Dataset excerpt
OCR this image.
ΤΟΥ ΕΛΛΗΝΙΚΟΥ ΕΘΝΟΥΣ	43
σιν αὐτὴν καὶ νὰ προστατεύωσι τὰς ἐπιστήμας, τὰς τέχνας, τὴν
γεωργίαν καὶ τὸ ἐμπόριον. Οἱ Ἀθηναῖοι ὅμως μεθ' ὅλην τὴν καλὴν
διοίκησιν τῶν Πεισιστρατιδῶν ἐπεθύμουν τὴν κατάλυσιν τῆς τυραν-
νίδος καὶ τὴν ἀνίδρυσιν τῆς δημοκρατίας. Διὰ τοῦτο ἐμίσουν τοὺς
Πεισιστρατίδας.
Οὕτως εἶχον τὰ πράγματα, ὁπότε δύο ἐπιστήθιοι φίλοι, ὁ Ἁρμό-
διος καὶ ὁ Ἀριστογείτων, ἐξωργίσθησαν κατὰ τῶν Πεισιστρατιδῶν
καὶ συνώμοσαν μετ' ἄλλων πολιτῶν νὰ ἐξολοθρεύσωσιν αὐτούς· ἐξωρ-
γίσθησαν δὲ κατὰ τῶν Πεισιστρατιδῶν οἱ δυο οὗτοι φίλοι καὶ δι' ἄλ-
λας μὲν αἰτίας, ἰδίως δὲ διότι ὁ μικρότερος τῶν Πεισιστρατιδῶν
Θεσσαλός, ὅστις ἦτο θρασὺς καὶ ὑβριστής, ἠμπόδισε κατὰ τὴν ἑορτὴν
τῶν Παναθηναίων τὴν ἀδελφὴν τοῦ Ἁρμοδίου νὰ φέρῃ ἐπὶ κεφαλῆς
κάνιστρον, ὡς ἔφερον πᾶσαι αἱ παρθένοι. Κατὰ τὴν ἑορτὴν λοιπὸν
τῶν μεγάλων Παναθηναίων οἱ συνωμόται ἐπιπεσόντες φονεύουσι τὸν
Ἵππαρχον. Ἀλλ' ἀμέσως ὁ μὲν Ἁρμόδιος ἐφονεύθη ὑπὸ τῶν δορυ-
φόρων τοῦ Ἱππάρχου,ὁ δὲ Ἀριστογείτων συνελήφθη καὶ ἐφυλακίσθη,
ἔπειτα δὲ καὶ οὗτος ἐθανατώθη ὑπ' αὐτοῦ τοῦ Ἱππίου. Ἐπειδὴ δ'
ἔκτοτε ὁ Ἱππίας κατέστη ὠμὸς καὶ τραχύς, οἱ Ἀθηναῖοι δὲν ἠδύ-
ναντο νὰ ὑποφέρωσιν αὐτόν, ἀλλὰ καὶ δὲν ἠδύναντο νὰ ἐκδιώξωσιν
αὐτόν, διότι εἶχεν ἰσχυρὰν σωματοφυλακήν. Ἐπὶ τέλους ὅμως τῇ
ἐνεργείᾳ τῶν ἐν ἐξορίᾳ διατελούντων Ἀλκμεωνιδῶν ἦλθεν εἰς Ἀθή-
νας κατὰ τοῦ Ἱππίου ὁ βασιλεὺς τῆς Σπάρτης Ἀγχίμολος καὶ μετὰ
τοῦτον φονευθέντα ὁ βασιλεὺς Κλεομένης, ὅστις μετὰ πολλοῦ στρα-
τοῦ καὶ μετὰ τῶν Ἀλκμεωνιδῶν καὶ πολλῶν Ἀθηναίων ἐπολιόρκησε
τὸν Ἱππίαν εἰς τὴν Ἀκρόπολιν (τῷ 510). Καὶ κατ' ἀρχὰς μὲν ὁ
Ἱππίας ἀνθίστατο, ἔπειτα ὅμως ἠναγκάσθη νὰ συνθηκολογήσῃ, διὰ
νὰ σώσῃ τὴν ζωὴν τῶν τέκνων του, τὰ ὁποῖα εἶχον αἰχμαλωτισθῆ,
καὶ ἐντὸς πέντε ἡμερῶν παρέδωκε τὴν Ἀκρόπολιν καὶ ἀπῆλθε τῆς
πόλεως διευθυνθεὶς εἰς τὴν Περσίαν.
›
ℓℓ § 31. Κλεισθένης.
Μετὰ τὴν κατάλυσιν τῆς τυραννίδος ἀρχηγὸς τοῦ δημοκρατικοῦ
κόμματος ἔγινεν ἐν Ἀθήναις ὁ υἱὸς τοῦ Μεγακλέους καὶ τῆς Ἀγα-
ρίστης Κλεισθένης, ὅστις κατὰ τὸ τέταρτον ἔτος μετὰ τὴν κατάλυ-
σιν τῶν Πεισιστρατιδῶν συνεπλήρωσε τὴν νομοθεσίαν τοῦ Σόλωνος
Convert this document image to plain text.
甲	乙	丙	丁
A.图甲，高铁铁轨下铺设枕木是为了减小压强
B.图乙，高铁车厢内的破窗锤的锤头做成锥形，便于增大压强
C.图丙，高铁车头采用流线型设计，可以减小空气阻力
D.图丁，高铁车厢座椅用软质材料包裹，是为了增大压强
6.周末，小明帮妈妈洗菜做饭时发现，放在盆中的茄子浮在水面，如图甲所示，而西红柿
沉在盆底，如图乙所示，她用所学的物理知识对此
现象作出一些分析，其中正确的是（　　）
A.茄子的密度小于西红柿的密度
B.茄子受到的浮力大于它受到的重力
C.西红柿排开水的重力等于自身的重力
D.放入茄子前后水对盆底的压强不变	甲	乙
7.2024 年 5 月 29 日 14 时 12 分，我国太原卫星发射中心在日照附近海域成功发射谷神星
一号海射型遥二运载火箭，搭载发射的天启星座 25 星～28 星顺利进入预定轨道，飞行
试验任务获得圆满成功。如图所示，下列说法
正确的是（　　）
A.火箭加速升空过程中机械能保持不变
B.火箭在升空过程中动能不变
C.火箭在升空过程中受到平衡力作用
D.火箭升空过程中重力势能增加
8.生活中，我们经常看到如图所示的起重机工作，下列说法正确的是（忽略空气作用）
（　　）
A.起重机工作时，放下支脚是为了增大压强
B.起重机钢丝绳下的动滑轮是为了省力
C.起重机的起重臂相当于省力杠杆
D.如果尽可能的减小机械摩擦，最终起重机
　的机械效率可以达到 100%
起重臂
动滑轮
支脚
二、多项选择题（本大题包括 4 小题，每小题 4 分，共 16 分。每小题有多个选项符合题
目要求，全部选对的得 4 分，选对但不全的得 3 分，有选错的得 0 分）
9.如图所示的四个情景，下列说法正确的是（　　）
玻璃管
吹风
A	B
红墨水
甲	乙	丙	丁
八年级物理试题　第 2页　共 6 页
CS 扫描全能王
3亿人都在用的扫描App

▶ _Task instructions_
Extract, word for word, each line of the listing above.

▶ _The solution_
OCR this image.
ΤΟΥ ΕΛΛΗΝΙΚΟΥ ΕΘΝΟΥΣ	43
σιν αὐτὴν καὶ νὰ προστατεύωσι τὰς ἐπιστήμας, τὰς τέχνας, τὴν
γεωργίαν καὶ τὸ ἐμπόριον. Οἱ Ἀθηναῖοι ὅμως μεθ' ὅλην τὴν καλὴν
διοίκησιν τῶν Πεισιστρατιδῶν ἐπεθύμουν τὴν κατάλυσιν τῆς τυραν-
νίδος καὶ τὴν ἀνίδρυσιν τῆς δημοκρατίας. Διὰ τοῦτο ἐμίσουν τοὺς
Πεισιστρατίδας.
Οὕτως εἶχον τὰ πράγματα, ὁπότε δύο ἐπιστήθιοι φίλοι, ὁ Ἁρμό-
διος καὶ ὁ Ἀριστογείτων, ἐξωργίσθησαν κατὰ τῶν Πεισιστρατιδῶν
καὶ συνώμοσαν μετ' ἄλλων πολιτῶν νὰ ἐξολοθρεύσωσιν αὐτούς· ἐξωρ-
γίσθησαν δὲ κατὰ τῶν Πεισιστρατιδῶν οἱ δυο οὗτοι φίλοι καὶ δι' ἄλ-
λας μὲν αἰτίας, ἰδίως δὲ διότι ὁ μικρότερος τῶν Πεισιστρατιδῶν
Θεσσαλός, ὅστις ἦτο θρασὺς καὶ ὑβριστής, ἠμπόδισε κατὰ τὴν ἑορτὴν
τῶν Παναθηναίων τὴν ἀδελφὴν τοῦ Ἁρμοδίου νὰ φέρῃ ἐπὶ κεφαλῆς
κάνιστρον, ὡς ἔφερον πᾶσαι αἱ παρθένοι. Κατὰ τὴν ἑορτὴν λοιπὸν
τῶν μεγάλων Παναθηναίων οἱ συνωμόται ἐπιπεσόντες φονεύουσι τὸν
Ἵππαρχον. Ἀλλ' ἀμέσως ὁ μὲν Ἁρμόδιος ἐφονεύθη ὑπὸ τῶν δορυ-
φόρων τοῦ Ἱππάρχου,ὁ δὲ Ἀριστογείτων συνελήφθη καὶ ἐφυλακίσθη,
ἔπειτα δὲ καὶ οὗτος ἐθανατώθη ὑπ' αὐτοῦ τοῦ Ἱππίου. Ἐπειδὴ δ'
ἔκτοτε ὁ Ἱππίας κατέστη ὠμὸς καὶ τραχύς, οἱ Ἀθηναῖοι δὲν ἠδύ-
ναντο νὰ ὑποφέρωσιν αὐτόν, ἀλλὰ καὶ δὲν ἠδύναντο νὰ ἐκδιώξωσιν
αὐτόν, διότι εἶχεν ἰσχυρὰν σωματοφυλακήν. Ἐπὶ τέλους ὅμως τῇ
ἐνεργείᾳ τῶν ἐν ἐξορίᾳ διατελούντων Ἀλκμεωνιδῶν ἦλθεν εἰς Ἀθή-
νας κατὰ τοῦ Ἱππίου ὁ βασιλεὺς τῆς Σπάρτης Ἀγχίμολος καὶ μετὰ
τοῦτον φονευθέντα ὁ βασιλεὺς Κλεομένης, ὅστις μετὰ πολλοῦ στρα-
τοῦ καὶ μετὰ τῶν Ἀλκμεωνιδῶν καὶ πολλῶν Ἀθηναίων ἐπολιόρκησε
τὸν Ἱππίαν εἰς τὴν Ἀκρόπολιν (τῷ 510). Καὶ κατ' ἀρχὰς μὲν ὁ
Ἱππίας ἀνθίστατο, ἔπειτα ὅμως ἠναγκάσθη νὰ συνθηκολογήσῃ, διὰ
νὰ σώσῃ τὴν ζωὴν τῶν τέκνων του, τὰ ὁποῖα εἶχον αἰχμαλωτισθῆ,
καὶ ἐντὸς πέντε ἡμερῶν παρέδωκε τὴν Ἀκρόπολιν καὶ ἀπῆλθε τῆς
πόλεως διευθυνθεὶς εἰς τὴν Περσίαν.
›
ℓℓ § 31. Κλεισθένης.
Μετὰ τὴν κατάλυσιν τῆς τυραννίδος ἀρχηγὸς τοῦ δημοκρατικοῦ
κόμματος ἔγινεν ἐν Ἀθήναις ὁ υἱὸς τοῦ Μεγακλέους καὶ τῆς Ἀγα-
ρίστης Κλεισθένης, ὅστις κατὰ τὸ τέταρτον ἔτος μετὰ τὴν κατάλυ-
σιν τῶν Πεισιστρατιδῶν συνεπλήρωσε τὴν νομοθεσίαν τοῦ Σόλωνος
Convert this document image to plain text.
甲	乙	丙	丁
A.图甲，高铁铁轨下铺设枕木是为了减小压强
B.图乙，高铁车厢内的破窗锤的锤头做成锥形，便于增大压强
C.图丙，高铁车头采用流线型设计，可以减小空气阻力
D.图丁，高铁车厢座椅用软质材料包裹，是为了增大压强
6.周末，小明帮妈妈洗菜做饭时发现，放在盆中的茄子浮在水面，如图甲所示，而西红柿
沉在盆底，如图乙所示，她用所学的物理知识对此
现象作出一些分析，其中正确的是（　　）
A.茄子的密度小于西红柿的密度
B.茄子受到的浮力大于它受到的重力
C.西红柿排开水的重力等于自身的重力
D.放入茄子前后水对盆底的压强不变	甲	乙
7.2024 年 5 月 29 日 14 时 12 分，我国太原卫星发射中心在日照附近海域成功发射谷神星
一号海射型遥二运载火箭，搭载发射的天启星座 25 星～28 星顺利进入预定轨道，飞行
试验任务获得圆满成功。如图所示，下列说法
正确的是（　　）
A.火箭加速升空过程中机械能保持不变
B.火箭在升空过程中动能不变
C.火箭在升空过程中受到平衡力作用
D.火箭升空过程中重力势能增加
8.生活中，我们经常看到如图所示的起重机工作，下列说法正确的是（忽略空气作用）
（　　）
A.起重机工作时，放下支脚是为了增大压强
B.起重机钢丝绳下的动滑轮是为了省力
C.起重机的起重臂相当于省力杠杆
D.如果尽可能的减小机械摩擦，最终起重机
　的机械效率可以达到 100%
起重臂
动滑轮
支脚
二、多项选择题（本大题包括 4 小题，每小题 4 分，共 16 分。每小题有多个选项符合题
目要求，全部选对的得 4 分，选对但不全的得 3 分，有选错的得 0 分）
9.如图所示的四个情景，下列说法正确的是（　　）
玻璃管
吹风
A	B
红墨水
甲	乙	丙	丁
八年级物理试题　第 2页　共 6 页
CS 扫描全能王
3亿人都在用的扫描App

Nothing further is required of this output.